# AIM OF THE EXERCISE
Retype each line of the material exactly, please, skipping any picture in it.
============================================================
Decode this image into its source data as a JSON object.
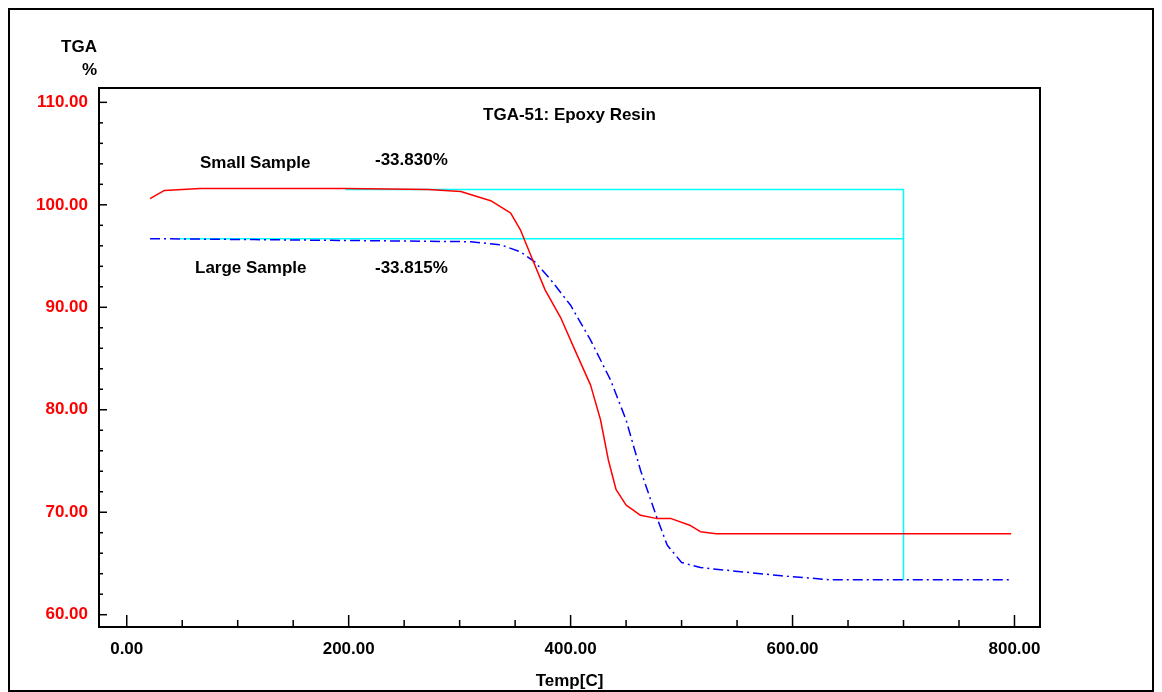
{
  "chart_data": {
    "type": "line",
    "title": "TGA-51: Epoxy Resin",
    "xlabel": "Temp[C]",
    "ylabel": "TGA\n%",
    "xlim": [
      -25,
      823
    ],
    "ylim": [
      58.8,
      111.4
    ],
    "xticks": [
      {
        "value": 0,
        "label": "0.00"
      },
      {
        "value": 50,
        "label": null
      },
      {
        "value": 100,
        "label": null
      },
      {
        "value": 150,
        "label": null
      },
      {
        "value": 200,
        "label": "200.00"
      },
      {
        "value": 250,
        "label": null
      },
      {
        "value": 300,
        "label": null
      },
      {
        "value": 350,
        "label": null
      },
      {
        "value": 400,
        "label": "400.00"
      },
      {
        "value": 450,
        "label": null
      },
      {
        "value": 500,
        "label": null
      },
      {
        "value": 550,
        "label": null
      },
      {
        "value": 600,
        "label": "600.00"
      },
      {
        "value": 650,
        "label": null
      },
      {
        "value": 700,
        "label": null
      },
      {
        "value": 750,
        "label": null
      },
      {
        "value": 800,
        "label": "800.00"
      }
    ],
    "yticks": [
      {
        "value": 60,
        "label": "60.00"
      },
      {
        "value": 62,
        "label": null
      },
      {
        "value": 64,
        "label": null
      },
      {
        "value": 66,
        "label": null
      },
      {
        "value": 68,
        "label": null
      },
      {
        "value": 70,
        "label": "70.00"
      },
      {
        "value": 72,
        "label": null
      },
      {
        "value": 74,
        "label": null
      },
      {
        "value": 76,
        "label": null
      },
      {
        "value": 78,
        "label": null
      },
      {
        "value": 80,
        "label": "80.00"
      },
      {
        "value": 82,
        "label": null
      },
      {
        "value": 84,
        "label": null
      },
      {
        "value": 86,
        "label": null
      },
      {
        "value": 88,
        "label": null
      },
      {
        "value": 90,
        "label": "90.00"
      },
      {
        "value": 92,
        "label": null
      },
      {
        "value": 94,
        "label": null
      },
      {
        "value": 96,
        "label": null
      },
      {
        "value": 98,
        "label": null
      },
      {
        "value": 100,
        "label": "100.00"
      },
      {
        "value": 102,
        "label": null
      },
      {
        "value": 104,
        "label": null
      },
      {
        "value": 106,
        "label": null
      },
      {
        "value": 108,
        "label": null
      },
      {
        "value": 110,
        "label": "110.00"
      }
    ],
    "grid": false,
    "marker": "none",
    "series": [
      {
        "color": "#ff0000",
        "line_style": "solid",
        "x": [
          21,
          34,
          66,
          197,
          272,
          301,
          328,
          346,
          355,
          364,
          377,
          391,
          404,
          418,
          427,
          434,
          441,
          450,
          463,
          477,
          490,
          508,
          517,
          531,
          608,
          797
        ],
        "values": [
          100.6,
          101.4,
          101.6,
          101.6,
          101.5,
          101.3,
          100.4,
          99.2,
          97.5,
          95.1,
          91.7,
          89,
          85.8,
          82.4,
          79,
          75.1,
          72.2,
          70.7,
          69.7,
          69.4,
          69.4,
          68.7,
          68.1,
          67.9,
          67.9,
          67.9
        ]
      },
      {
        "color": "#0000ff",
        "line_style": "dashed",
        "x": [
          21,
          219,
          310,
          337,
          355,
          368,
          382,
          400,
          418,
          436,
          450,
          463,
          477,
          487,
          500,
          517,
          544,
          590,
          635,
          797
        ],
        "values": [
          96.7,
          96.5,
          96.4,
          96.1,
          95.4,
          94.4,
          92.7,
          90.2,
          86.8,
          82.9,
          79,
          74.1,
          69.7,
          66.8,
          65.1,
          64.6,
          64.3,
          63.8,
          63.4,
          63.4
        ]
      },
      {
        "color": "#00ffff",
        "line_style": "solid",
        "x": [
          197,
          700,
          700
        ],
        "values": [
          101.5,
          101.5,
          63.4
        ]
      },
      {
        "color": "#00ffff",
        "line_style": "solid",
        "x": [
          48,
          700
        ],
        "values": [
          96.7,
          96.7
        ]
      }
    ],
    "annotations": [
      "Small Sample",
      "-33.830%",
      "Large Sample",
      "-33.815%"
    ]
  }
}
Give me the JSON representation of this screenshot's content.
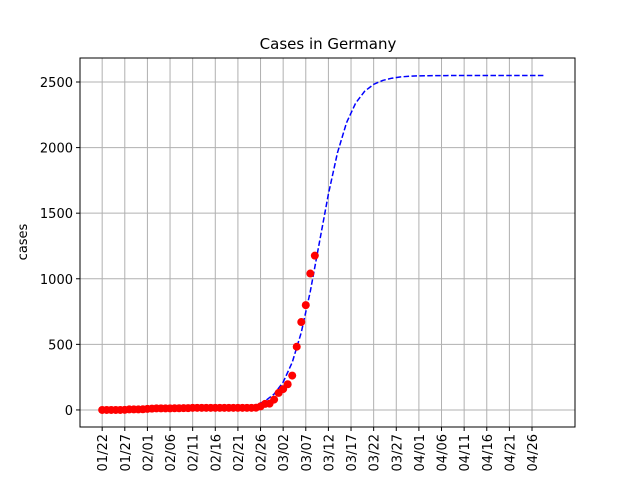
{
  "chart_data": {
    "type": "scatter",
    "title": "Cases in Germany",
    "y_label": "cases",
    "xlim": [
      -4.9,
      104.5
    ],
    "ylim": [
      -130,
      2683
    ],
    "grid": true,
    "xticks": [
      {
        "value": 0,
        "label": "01/22"
      },
      {
        "value": 5,
        "label": "01/27"
      },
      {
        "value": 10,
        "label": "02/01"
      },
      {
        "value": 15,
        "label": "02/06"
      },
      {
        "value": 20,
        "label": "02/11"
      },
      {
        "value": 25,
        "label": "02/16"
      },
      {
        "value": 30,
        "label": "02/21"
      },
      {
        "value": 35,
        "label": "02/26"
      },
      {
        "value": 40,
        "label": "03/02"
      },
      {
        "value": 45,
        "label": "03/07"
      },
      {
        "value": 50,
        "label": "03/12"
      },
      {
        "value": 55,
        "label": "03/17"
      },
      {
        "value": 60,
        "label": "03/22"
      },
      {
        "value": 65,
        "label": "03/27"
      },
      {
        "value": 70,
        "label": "04/01"
      },
      {
        "value": 75,
        "label": "04/06"
      },
      {
        "value": 80,
        "label": "04/11"
      },
      {
        "value": 85,
        "label": "04/16"
      },
      {
        "value": 90,
        "label": "04/21"
      },
      {
        "value": 95,
        "label": "04/26"
      }
    ],
    "yticks": [
      0,
      500,
      1000,
      1500,
      2000,
      2500
    ],
    "series": [
      {
        "type": "line",
        "color": "#0000ff",
        "x": [
          0,
          2,
          4,
          6,
          8,
          10,
          12,
          14,
          16,
          18,
          20,
          22,
          24,
          26,
          28,
          30,
          32,
          34,
          36,
          38,
          40,
          42,
          44,
          46,
          48,
          50,
          52,
          54,
          56,
          58,
          60,
          62,
          64,
          66,
          68,
          70,
          72,
          74,
          76,
          78,
          80,
          82,
          84,
          86,
          88,
          90,
          92,
          94,
          96,
          98
        ],
        "values": [
          0,
          0,
          0,
          0,
          0,
          0,
          0,
          0,
          0,
          0,
          1,
          1,
          2,
          3,
          6,
          11,
          21,
          38,
          68,
          121,
          212,
          362,
          590,
          904,
          1275,
          1646,
          1960,
          2189,
          2338,
          2429,
          2482,
          2512,
          2529,
          2539,
          2544,
          2547,
          2548,
          2549,
          2549,
          2550,
          2550,
          2550,
          2550,
          2550,
          2550,
          2550,
          2550,
          2550,
          2550,
          2550
        ]
      },
      {
        "type": "scatter",
        "color": "#ff0000",
        "x": [
          0,
          1,
          2,
          3,
          4,
          5,
          6,
          7,
          8,
          9,
          10,
          11,
          12,
          13,
          14,
          15,
          16,
          17,
          18,
          19,
          20,
          21,
          22,
          23,
          24,
          25,
          26,
          27,
          28,
          29,
          30,
          31,
          32,
          33,
          34,
          35,
          36,
          37,
          38,
          39,
          40,
          41,
          42,
          43,
          44,
          45,
          46,
          47
        ],
        "values": [
          0,
          0,
          0,
          0,
          0,
          1,
          4,
          4,
          4,
          5,
          8,
          10,
          12,
          12,
          12,
          12,
          13,
          13,
          14,
          14,
          16,
          16,
          16,
          16,
          16,
          16,
          16,
          16,
          16,
          16,
          16,
          16,
          16,
          16,
          17,
          27,
          46,
          48,
          79,
          130,
          159,
          196,
          262,
          482,
          670,
          799,
          1040,
          1176
        ]
      }
    ]
  }
}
============================================================
# EXERCISE ANSWER
Decode this image into its source data as a JSON object.
{
  "chart_data": {
    "type": "line",
    "title": "TGA-51: Epoxy Resin",
    "xlabel": "Temp[C]",
    "ylabel": "TGA\n%",
    "xlim": [
      -25,
      823
    ],
    "ylim": [
      58.8,
      111.4
    ],
    "xticks": [
      {
        "value": 0,
        "label": "0.00"
      },
      {
        "value": 50,
        "label": null
      },
      {
        "value": 100,
        "label": null
      },
      {
        "value": 150,
        "label": null
      },
      {
        "value": 200,
        "label": "200.00"
      },
      {
        "value": 250,
        "label": null
      },
      {
        "value": 300,
        "label": null
      },
      {
        "value": 350,
        "label": null
      },
      {
        "value": 400,
        "label": "400.00"
      },
      {
        "value": 450,
        "label": null
      },
      {
        "value": 500,
        "label": null
      },
      {
        "value": 550,
        "label": null
      },
      {
        "value": 600,
        "label": "600.00"
      },
      {
        "value": 650,
        "label": null
      },
      {
        "value": 700,
        "label": null
      },
      {
        "value": 750,
        "label": null
      },
      {
        "value": 800,
        "label": "800.00"
      }
    ],
    "yticks": [
      {
        "value": 60,
        "label": "60.00"
      },
      {
        "value": 62,
        "label": null
      },
      {
        "value": 64,
        "label": null
      },
      {
        "value": 66,
        "label": null
      },
      {
        "value": 68,
        "label": null
      },
      {
        "value": 70,
        "label": "70.00"
      },
      {
        "value": 72,
        "label": null
      },
      {
        "value": 74,
        "label": null
      },
      {
        "value": 76,
        "label": null
      },
      {
        "value": 78,
        "label": null
      },
      {
        "value": 80,
        "label": "80.00"
      },
      {
        "value": 82,
        "label": null
      },
      {
        "value": 84,
        "label": null
      },
      {
        "value": 86,
        "label": null
      },
      {
        "value": 88,
        "label": null
      },
      {
        "value": 90,
        "label": "90.00"
      },
      {
        "value": 92,
        "label": null
      },
      {
        "value": 94,
        "label": null
      },
      {
        "value": 96,
        "label": null
      },
      {
        "value": 98,
        "label": null
      },
      {
        "value": 100,
        "label": "100.00"
      },
      {
        "value": 102,
        "label": null
      },
      {
        "value": 104,
        "label": null
      },
      {
        "value": 106,
        "label": null
      },
      {
        "value": 108,
        "label": null
      },
      {
        "value": 110,
        "label": "110.00"
      }
    ],
    "grid": false,
    "marker": "none",
    "series": [
      {
        "color": "#ff0000",
        "line_style": "solid",
        "x": [
          21,
          34,
          66,
          197,
          272,
          301,
          328,
          346,
          355,
          364,
          377,
          391,
          404,
          418,
          427,
          434,
          441,
          450,
          463,
          477,
          490,
          508,
          517,
          531,
          608,
          797
        ],
        "values": [
          100.6,
          101.4,
          101.6,
          101.6,
          101.5,
          101.3,
          100.4,
          99.2,
          97.5,
          95.1,
          91.7,
          89,
          85.8,
          82.4,
          79,
          75.1,
          72.2,
          70.7,
          69.7,
          69.4,
          69.4,
          68.7,
          68.1,
          67.9,
          67.9,
          67.9
        ]
      },
      {
        "color": "#0000ff",
        "line_style": "dashed",
        "x": [
          21,
          219,
          310,
          337,
          355,
          368,
          382,
          400,
          418,
          436,
          450,
          463,
          477,
          487,
          500,
          517,
          544,
          590,
          635,
          797
        ],
        "values": [
          96.7,
          96.5,
          96.4,
          96.1,
          95.4,
          94.4,
          92.7,
          90.2,
          86.8,
          82.9,
          79,
          74.1,
          69.7,
          66.8,
          65.1,
          64.6,
          64.3,
          63.8,
          63.4,
          63.4
        ]
      },
      {
        "color": "#00ffff",
        "line_style": "solid",
        "x": [
          197,
          700,
          700
        ],
        "values": [
          101.5,
          101.5,
          63.4
        ]
      },
      {
        "color": "#00ffff",
        "line_style": "solid",
        "x": [
          48,
          700
        ],
        "values": [
          96.7,
          96.7
        ]
      }
    ],
    "annotations": [
      "Small Sample",
      "-33.830%",
      "Large Sample",
      "-33.815%"
    ]
  }
}
Give me the JSON representation of this screenshot's content.
{
  "chart_data": {
    "type": "scatter",
    "title": "Cases in Germany",
    "y_label": "cases",
    "xlim": [
      -4.9,
      104.5
    ],
    "ylim": [
      -130,
      2683
    ],
    "grid": true,
    "xticks": [
      {
        "value": 0,
        "label": "01/22"
      },
      {
        "value": 5,
        "label": "01/27"
      },
      {
        "value": 10,
        "label": "02/01"
      },
      {
        "value": 15,
        "label": "02/06"
      },
      {
        "value": 20,
        "label": "02/11"
      },
      {
        "value": 25,
        "label": "02/16"
      },
      {
        "value": 30,
        "label": "02/21"
      },
      {
        "value": 35,
        "label": "02/26"
      },
      {
        "value": 40,
        "label": "03/02"
      },
      {
        "value": 45,
        "label": "03/07"
      },
      {
        "value": 50,
        "label": "03/12"
      },
      {
        "value": 55,
        "label": "03/17"
      },
      {
        "value": 60,
        "label": "03/22"
      },
      {
        "value": 65,
        "label": "03/27"
      },
      {
        "value": 70,
        "label": "04/01"
      },
      {
        "value": 75,
        "label": "04/06"
      },
      {
        "value": 80,
        "label": "04/11"
      },
      {
        "value": 85,
        "label": "04/16"
      },
      {
        "value": 90,
        "label": "04/21"
      },
      {
        "value": 95,
        "label": "04/26"
      }
    ],
    "yticks": [
      0,
      500,
      1000,
      1500,
      2000,
      2500
    ],
    "series": [
      {
        "type": "line",
        "color": "#0000ff",
        "x": [
          0,
          2,
          4,
          6,
          8,
          10,
          12,
          14,
          16,
          18,
          20,
          22,
          24,
          26,
          28,
          30,
          32,
          34,
          36,
          38,
          40,
          42,
          44,
          46,
          48,
          50,
          52,
          54,
          56,
          58,
          60,
          62,
          64,
          66,
          68,
          70,
          72,
          74,
          76,
          78,
          80,
          82,
          84,
          86,
          88,
          90,
          92,
          94,
          96,
          98
        ],
        "values": [
          0,
          0,
          0,
          0,
          0,
          0,
          0,
          0,
          0,
          0,
          1,
          1,
          2,
          3,
          6,
          11,
          21,
          38,
          68,
          121,
          212,
          362,
          590,
          904,
          1275,
          1646,
          1960,
          2189,
          2338,
          2429,
          2482,
          2512,
          2529,
          2539,
          2544,
          2547,
          2548,
          2549,
          2549,
          2550,
          2550,
          2550,
          2550,
          2550,
          2550,
          2550,
          2550,
          2550,
          2550,
          2550
        ]
      },
      {
        "type": "scatter",
        "color": "#ff0000",
        "x": [
          0,
          1,
          2,
          3,
          4,
          5,
          6,
          7,
          8,
          9,
          10,
          11,
          12,
          13,
          14,
          15,
          16,
          17,
          18,
          19,
          20,
          21,
          22,
          23,
          24,
          25,
          26,
          27,
          28,
          29,
          30,
          31,
          32,
          33,
          34,
          35,
          36,
          37,
          38,
          39,
          40,
          41,
          42,
          43,
          44,
          45,
          46,
          47
        ],
        "values": [
          0,
          0,
          0,
          0,
          0,
          1,
          4,
          4,
          4,
          5,
          8,
          10,
          12,
          12,
          12,
          12,
          13,
          13,
          14,
          14,
          16,
          16,
          16,
          16,
          16,
          16,
          16,
          16,
          16,
          16,
          16,
          16,
          16,
          16,
          17,
          27,
          46,
          48,
          79,
          130,
          159,
          196,
          262,
          482,
          670,
          799,
          1040,
          1176
        ]
      }
    ]
  }
}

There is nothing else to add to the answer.